Excerpts from a figure dataset:
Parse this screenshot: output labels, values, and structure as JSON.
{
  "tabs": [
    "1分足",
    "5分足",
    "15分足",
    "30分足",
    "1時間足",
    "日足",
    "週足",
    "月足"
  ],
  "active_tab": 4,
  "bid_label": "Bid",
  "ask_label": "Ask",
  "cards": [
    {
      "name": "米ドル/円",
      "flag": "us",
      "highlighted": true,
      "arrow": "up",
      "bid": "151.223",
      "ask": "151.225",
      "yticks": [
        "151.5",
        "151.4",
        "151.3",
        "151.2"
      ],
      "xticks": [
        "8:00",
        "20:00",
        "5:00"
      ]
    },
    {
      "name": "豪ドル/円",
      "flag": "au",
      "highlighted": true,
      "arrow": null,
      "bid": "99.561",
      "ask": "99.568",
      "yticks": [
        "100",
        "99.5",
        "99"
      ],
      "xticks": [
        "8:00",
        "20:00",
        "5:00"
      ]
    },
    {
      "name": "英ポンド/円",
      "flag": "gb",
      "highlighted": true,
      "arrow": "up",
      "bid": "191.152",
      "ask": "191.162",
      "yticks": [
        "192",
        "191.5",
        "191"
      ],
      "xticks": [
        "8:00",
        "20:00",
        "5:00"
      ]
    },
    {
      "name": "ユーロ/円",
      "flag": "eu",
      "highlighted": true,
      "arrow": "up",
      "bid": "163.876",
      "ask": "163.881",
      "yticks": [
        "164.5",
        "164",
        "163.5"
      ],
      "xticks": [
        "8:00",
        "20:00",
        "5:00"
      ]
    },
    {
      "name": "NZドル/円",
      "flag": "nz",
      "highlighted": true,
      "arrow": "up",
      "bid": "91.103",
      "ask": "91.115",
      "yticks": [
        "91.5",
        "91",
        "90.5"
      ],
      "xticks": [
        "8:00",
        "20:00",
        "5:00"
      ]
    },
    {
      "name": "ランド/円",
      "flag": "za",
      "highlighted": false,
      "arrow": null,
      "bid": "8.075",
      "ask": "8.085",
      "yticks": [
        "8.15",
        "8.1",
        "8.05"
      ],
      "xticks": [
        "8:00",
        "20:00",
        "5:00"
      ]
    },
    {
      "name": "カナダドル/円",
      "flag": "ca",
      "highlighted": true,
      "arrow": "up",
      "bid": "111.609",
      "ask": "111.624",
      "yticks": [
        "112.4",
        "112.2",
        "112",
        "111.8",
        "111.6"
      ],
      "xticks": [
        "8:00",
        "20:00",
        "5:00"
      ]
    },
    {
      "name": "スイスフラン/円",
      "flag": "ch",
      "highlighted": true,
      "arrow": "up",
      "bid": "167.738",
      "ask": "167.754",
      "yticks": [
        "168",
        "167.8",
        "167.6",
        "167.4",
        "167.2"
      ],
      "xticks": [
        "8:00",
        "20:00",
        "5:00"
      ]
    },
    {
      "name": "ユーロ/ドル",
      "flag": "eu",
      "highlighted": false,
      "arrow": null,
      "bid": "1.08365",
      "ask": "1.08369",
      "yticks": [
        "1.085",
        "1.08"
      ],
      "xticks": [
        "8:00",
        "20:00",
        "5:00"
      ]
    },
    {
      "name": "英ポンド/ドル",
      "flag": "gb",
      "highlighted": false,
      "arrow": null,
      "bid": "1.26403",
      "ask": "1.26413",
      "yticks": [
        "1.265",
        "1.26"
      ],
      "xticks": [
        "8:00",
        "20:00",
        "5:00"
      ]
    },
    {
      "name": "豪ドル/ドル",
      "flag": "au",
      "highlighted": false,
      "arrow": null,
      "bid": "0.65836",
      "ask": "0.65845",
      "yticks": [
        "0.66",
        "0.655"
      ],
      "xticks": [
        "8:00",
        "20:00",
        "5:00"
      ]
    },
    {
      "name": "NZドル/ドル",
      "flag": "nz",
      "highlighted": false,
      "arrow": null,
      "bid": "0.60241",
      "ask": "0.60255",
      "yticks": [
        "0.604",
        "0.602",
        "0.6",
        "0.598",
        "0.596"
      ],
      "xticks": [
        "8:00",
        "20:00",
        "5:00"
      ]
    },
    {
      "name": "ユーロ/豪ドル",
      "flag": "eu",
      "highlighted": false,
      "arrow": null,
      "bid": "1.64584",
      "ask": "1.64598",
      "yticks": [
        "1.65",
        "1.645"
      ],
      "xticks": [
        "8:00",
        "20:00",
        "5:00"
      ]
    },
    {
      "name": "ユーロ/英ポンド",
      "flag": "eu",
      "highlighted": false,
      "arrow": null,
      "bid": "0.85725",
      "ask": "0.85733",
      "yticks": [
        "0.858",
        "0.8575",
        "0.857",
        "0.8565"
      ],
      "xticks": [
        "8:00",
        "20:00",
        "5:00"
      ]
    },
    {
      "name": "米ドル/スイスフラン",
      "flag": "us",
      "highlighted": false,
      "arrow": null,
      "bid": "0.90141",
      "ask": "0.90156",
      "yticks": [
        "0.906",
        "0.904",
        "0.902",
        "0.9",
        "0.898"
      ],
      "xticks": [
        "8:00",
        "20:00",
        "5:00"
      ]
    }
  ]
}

#### EXERCISE REQUIREMENTS:
Write every entry out again exactly.

#### ANSWER TO THE EXERCISE:
Parse this screenshot: output labels, values, and structure as JSON.
{
  "tabs": [
    "1分足",
    "5分足",
    "15分足",
    "30分足",
    "1時間足",
    "日足",
    "週足",
    "月足"
  ],
  "active_tab": 4,
  "bid_label": "Bid",
  "ask_label": "Ask",
  "cards": [
    {
      "name": "米ドル/円",
      "flag": "us",
      "highlighted": true,
      "arrow": "up",
      "bid": "151.223",
      "ask": "151.225",
      "yticks": [
        "151.5",
        "151.4",
        "151.3",
        "151.2"
      ],
      "xticks": [
        "8:00",
        "20:00",
        "5:00"
      ]
    },
    {
      "name": "豪ドル/円",
      "flag": "au",
      "highlighted": true,
      "arrow": null,
      "bid": "99.561",
      "ask": "99.568",
      "yticks": [
        "100",
        "99.5",
        "99"
      ],
      "xticks": [
        "8:00",
        "20:00",
        "5:00"
      ]
    },
    {
      "name": "英ポンド/円",
      "flag": "gb",
      "highlighted": true,
      "arrow": "up",
      "bid": "191.152",
      "ask": "191.162",
      "yticks": [
        "192",
        "191.5",
        "191"
      ],
      "xticks": [
        "8:00",
        "20:00",
        "5:00"
      ]
    },
    {
      "name": "ユーロ/円",
      "flag": "eu",
      "highlighted": true,
      "arrow": "up",
      "bid": "163.876",
      "ask": "163.881",
      "yticks": [
        "164.5",
        "164",
        "163.5"
      ],
      "xticks": [
        "8:00",
        "20:00",
        "5:00"
      ]
    },
    {
      "name": "NZドル/円",
      "flag": "nz",
      "highlighted": true,
      "arrow": "up",
      "bid": "91.103",
      "ask": "91.115",
      "yticks": [
        "91.5",
        "91",
        "90.5"
      ],
      "xticks": [
        "8:00",
        "20:00",
        "5:00"
      ]
    },
    {
      "name": "ランド/円",
      "flag": "za",
      "highlighted": false,
      "arrow": null,
      "bid": "8.075",
      "ask": "8.085",
      "yticks": [
        "8.15",
        "8.1",
        "8.05"
      ],
      "xticks": [
        "8:00",
        "20:00",
        "5:00"
      ]
    },
    {
      "name": "カナダドル/円",
      "flag": "ca",
      "highlighted": true,
      "arrow": "up",
      "bid": "111.609",
      "ask": "111.624",
      "yticks": [
        "112.4",
        "112.2",
        "112",
        "111.8",
        "111.6"
      ],
      "xticks": [
        "8:00",
        "20:00",
        "5:00"
      ]
    },
    {
      "name": "スイスフラン/円",
      "flag": "ch",
      "highlighted": true,
      "arrow": "up",
      "bid": "167.738",
      "ask": "167.754",
      "yticks": [
        "168",
        "167.8",
        "167.6",
        "167.4",
        "167.2"
      ],
      "xticks": [
        "8:00",
        "20:00",
        "5:00"
      ]
    },
    {
      "name": "ユーロ/ドル",
      "flag": "eu",
      "highlighted": false,
      "arrow": null,
      "bid": "1.08365",
      "ask": "1.08369",
      "yticks": [
        "1.085",
        "1.08"
      ],
      "xticks": [
        "8:00",
        "20:00",
        "5:00"
      ]
    },
    {
      "name": "英ポンド/ドル",
      "flag": "gb",
      "highlighted": false,
      "arrow": null,
      "bid": "1.26403",
      "ask": "1.26413",
      "yticks": [
        "1.265",
        "1.26"
      ],
      "xticks": [
        "8:00",
        "20:00",
        "5:00"
      ]
    },
    {
      "name": "豪ドル/ドル",
      "flag": "au",
      "highlighted": false,
      "arrow": null,
      "bid": "0.65836",
      "ask": "0.65845",
      "yticks": [
        "0.66",
        "0.655"
      ],
      "xticks": [
        "8:00",
        "20:00",
        "5:00"
      ]
    },
    {
      "name": "NZドル/ドル",
      "flag": "nz",
      "highlighted": false,
      "arrow": null,
      "bid": "0.60241",
      "ask": "0.60255",
      "yticks": [
        "0.604",
        "0.602",
        "0.6",
        "0.598",
        "0.596"
      ],
      "xticks": [
        "8:00",
        "20:00",
        "5:00"
      ]
    },
    {
      "name": "ユーロ/豪ドル",
      "flag": "eu",
      "highlighted": false,
      "arrow": null,
      "bid": "1.64584",
      "ask": "1.64598",
      "yticks": [
        "1.65",
        "1.645"
      ],
      "xticks": [
        "8:00",
        "20:00",
        "5:00"
      ]
    },
    {
      "name": "ユーロ/英ポンド",
      "flag": "eu",
      "highlighted": false,
      "arrow": null,
      "bid": "0.85725",
      "ask": "0.85733",
      "yticks": [
        "0.858",
        "0.8575",
        "0.857",
        "0.8565"
      ],
      "xticks": [
        "8:00",
        "20:00",
        "5:00"
      ]
    },
    {
      "name": "米ドル/スイスフラン",
      "flag": "us",
      "highlighted": false,
      "arrow": null,
      "bid": "0.90141",
      "ask": "0.90156",
      "yticks": [
        "0.906",
        "0.904",
        "0.902",
        "0.9",
        "0.898"
      ],
      "xticks": [
        "8:00",
        "20:00",
        "5:00"
      ]
    }
  ]
}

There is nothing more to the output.